Objective: Below are some records. Pull every line that contains the word "Belge".

Data extracted from a collection:

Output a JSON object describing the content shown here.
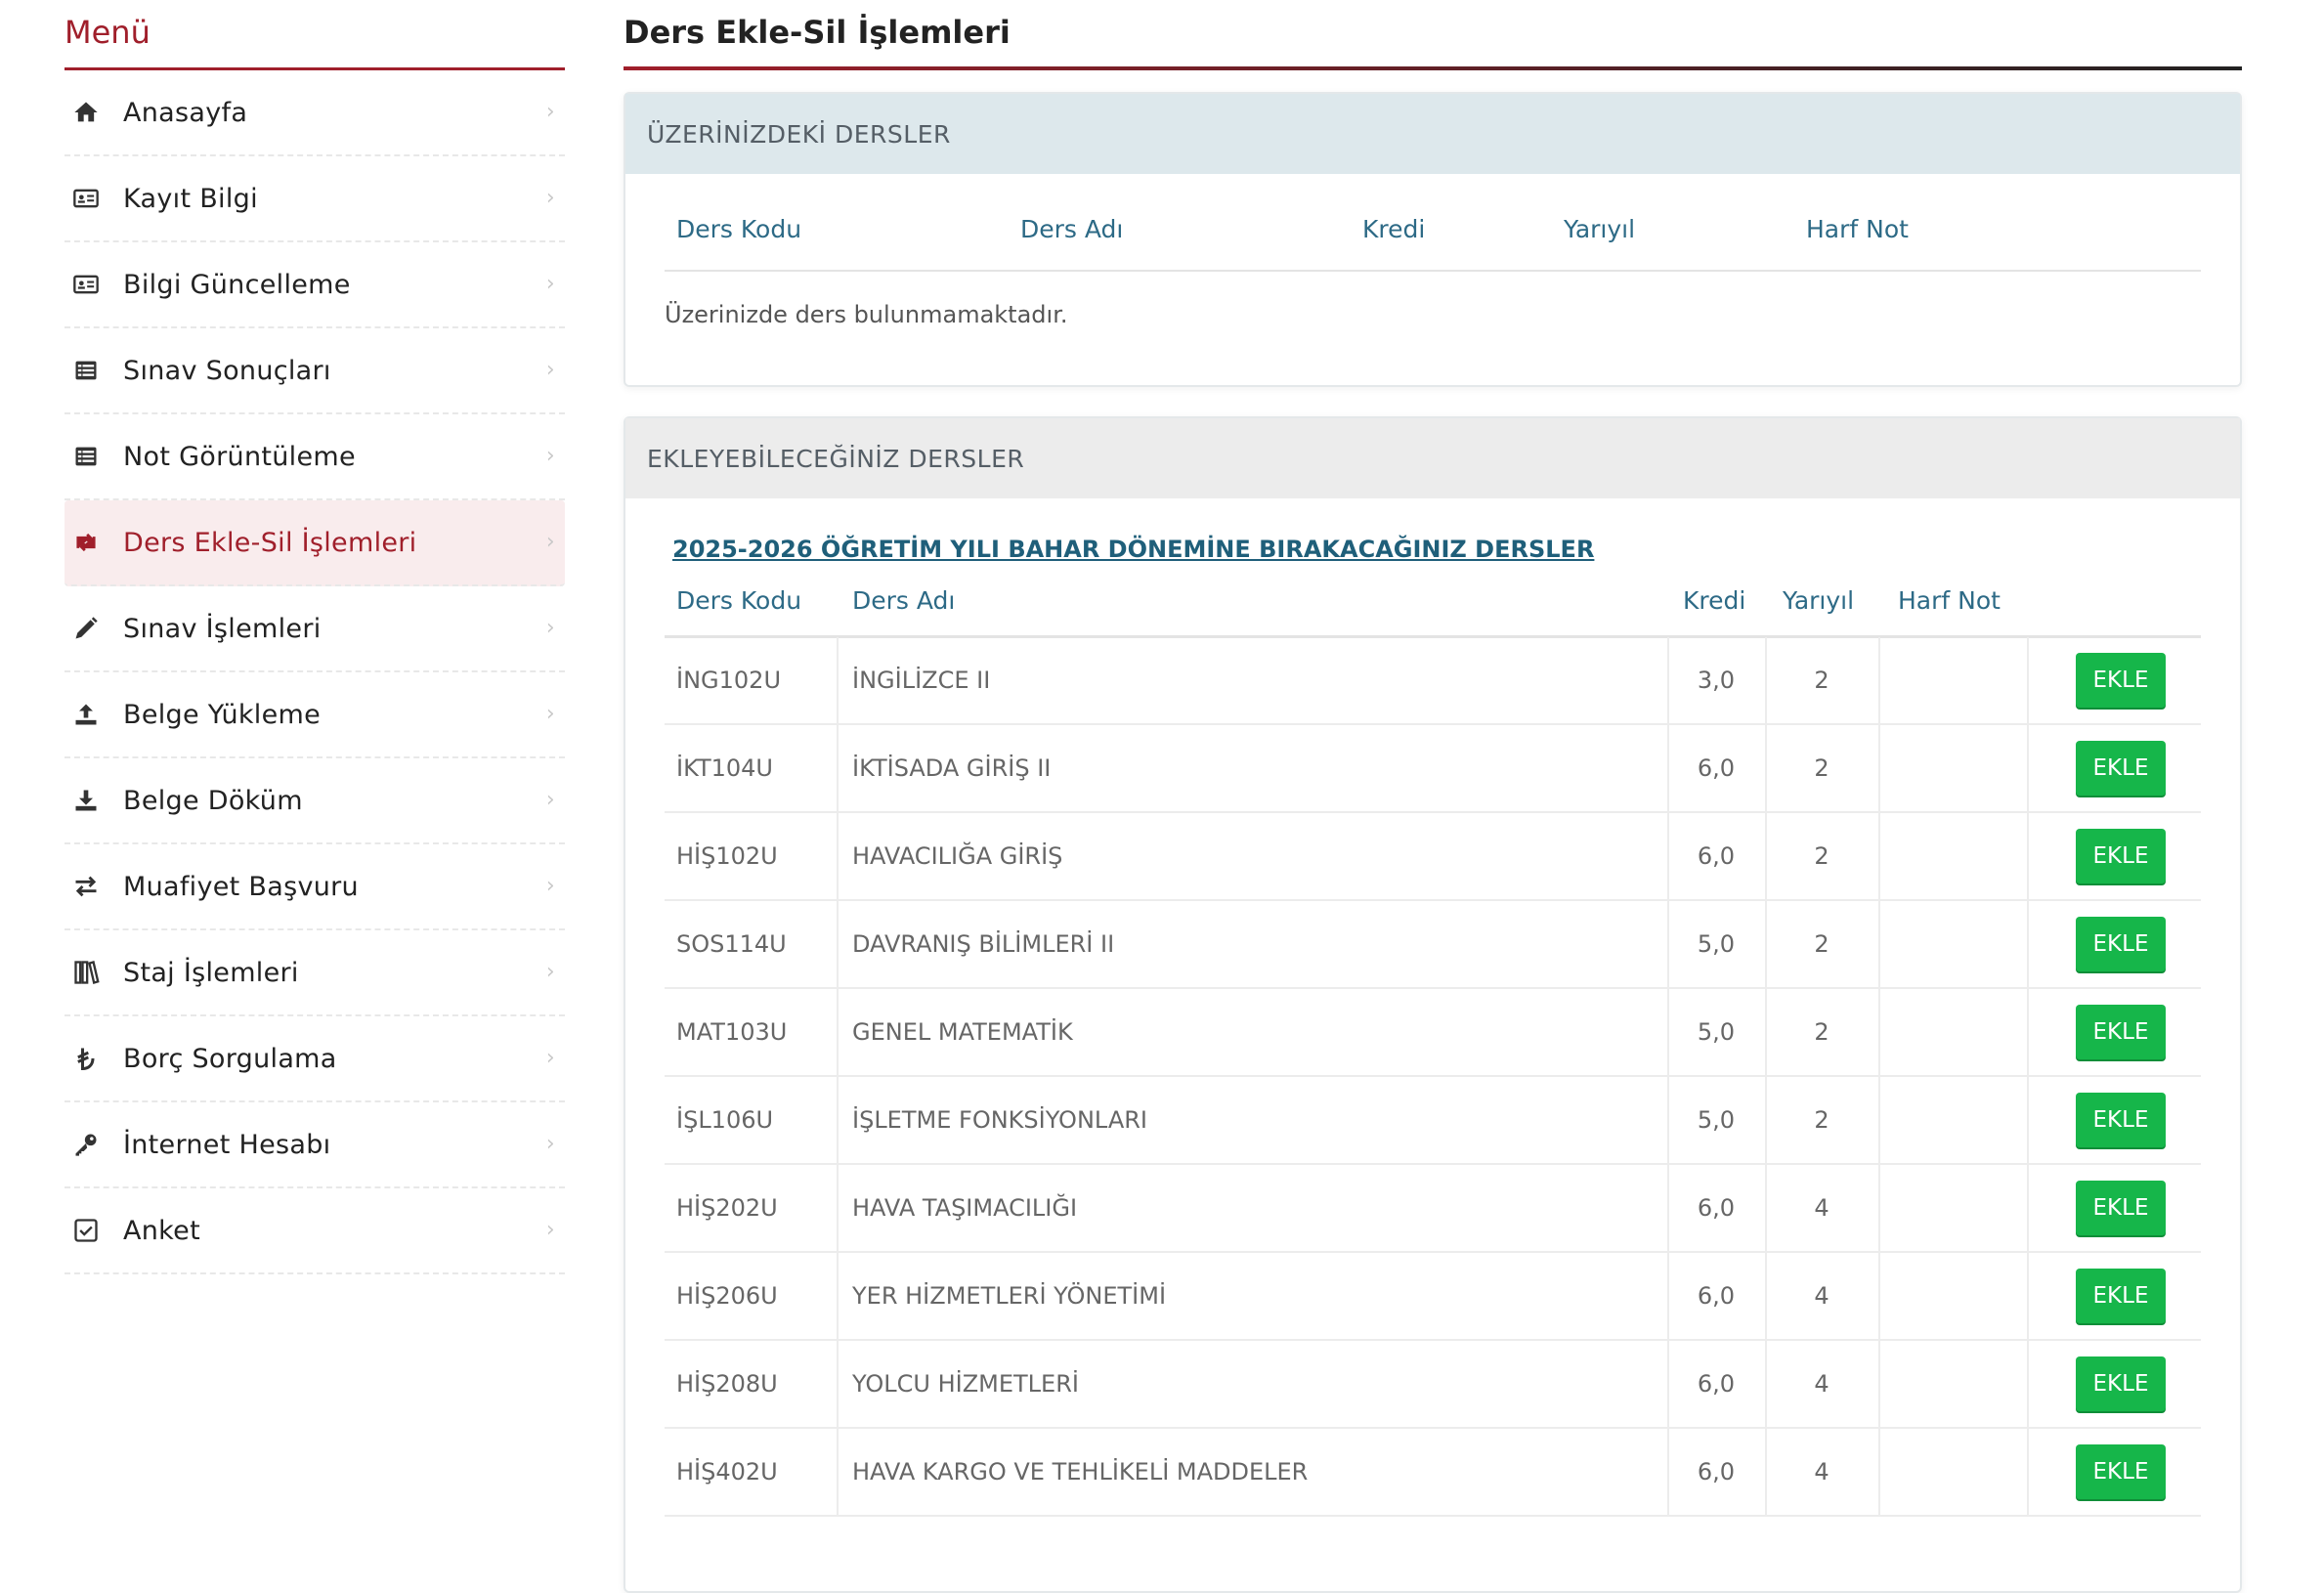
{
  "sidebar": {
    "title": "Menü",
    "items": [
      {
        "label": "Anasayfa",
        "icon": "home-icon"
      },
      {
        "label": "Kayıt Bilgi",
        "icon": "id-card-icon"
      },
      {
        "label": "Bilgi Güncelleme",
        "icon": "id-card-icon"
      },
      {
        "label": "Sınav Sonuçları",
        "icon": "list-icon"
      },
      {
        "label": "Not Görüntüleme",
        "icon": "list-icon"
      },
      {
        "label": "Ders Ekle-Sil İşlemleri",
        "icon": "retweet-icon",
        "active": true
      },
      {
        "label": "Sınav İşlemleri",
        "icon": "pencil-icon"
      },
      {
        "label": "Belge Yükleme",
        "icon": "upload-icon"
      },
      {
        "label": "Belge Döküm",
        "icon": "download-icon"
      },
      {
        "label": "Muafiyet Başvuru",
        "icon": "exchange-icon"
      },
      {
        "label": "Staj İşlemleri",
        "icon": "books-icon"
      },
      {
        "label": "Borç Sorgulama",
        "icon": "lira-icon"
      },
      {
        "label": "İnternet Hesabı",
        "icon": "key-icon"
      },
      {
        "label": "Anket",
        "icon": "checkbox-icon"
      }
    ]
  },
  "main": {
    "title": "Ders Ekle-Sil İşlemleri",
    "current_panel": {
      "title": "ÜZERİNİZDEKİ DERSLER",
      "columns": [
        "Ders Kodu",
        "Ders Adı",
        "Kredi",
        "Yarıyıl",
        "Harf Not"
      ],
      "empty_message": "Üzerinizde ders bulunmamaktadır."
    },
    "available_panel": {
      "title": "EKLEYEBİLECEĞİNİZ DERSLER",
      "subtitle_link": "2025-2026 ÖĞRETİM YILI BAHAR DÖNEMİNE BIRAKACAĞINIZ DERSLER",
      "columns": [
        "Ders Kodu",
        "Ders Adı",
        "Kredi",
        "Yarıyıl",
        "Harf Not"
      ],
      "add_label": "EKLE",
      "rows": [
        {
          "code": "İNG102U",
          "name": "İNGİLİZCE II",
          "credit": "3,0",
          "semester": "2",
          "grade": ""
        },
        {
          "code": "İKT104U",
          "name": "İKTİSADA GİRİŞ II",
          "credit": "6,0",
          "semester": "2",
          "grade": ""
        },
        {
          "code": "HİŞ102U",
          "name": "HAVACILIĞA GİRİŞ",
          "credit": "6,0",
          "semester": "2",
          "grade": ""
        },
        {
          "code": "SOS114U",
          "name": "DAVRANIŞ BİLİMLERİ II",
          "credit": "5,0",
          "semester": "2",
          "grade": ""
        },
        {
          "code": "MAT103U",
          "name": "GENEL MATEMATİK",
          "credit": "5,0",
          "semester": "2",
          "grade": ""
        },
        {
          "code": "İŞL106U",
          "name": "İŞLETME FONKSİYONLARI",
          "credit": "5,0",
          "semester": "2",
          "grade": ""
        },
        {
          "code": "HİŞ202U",
          "name": "HAVA TAŞIMACILIĞI",
          "credit": "6,0",
          "semester": "4",
          "grade": ""
        },
        {
          "code": "HİŞ206U",
          "name": "YER HİZMETLERİ YÖNETİMİ",
          "credit": "6,0",
          "semester": "4",
          "grade": ""
        },
        {
          "code": "HİŞ208U",
          "name": "YOLCU HİZMETLERİ",
          "credit": "6,0",
          "semester": "4",
          "grade": ""
        },
        {
          "code": "HİŞ402U",
          "name": "HAVA KARGO VE TEHLİKELİ MADDELER",
          "credit": "6,0",
          "semester": "4",
          "grade": ""
        }
      ]
    }
  },
  "colors": {
    "brand": "#a01f2b",
    "link": "#1f5f7a",
    "add_button": "#16b64a"
  }
}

Worked answer:
        "label": "Belge Yükleme",
        "label": "Belge Döküm",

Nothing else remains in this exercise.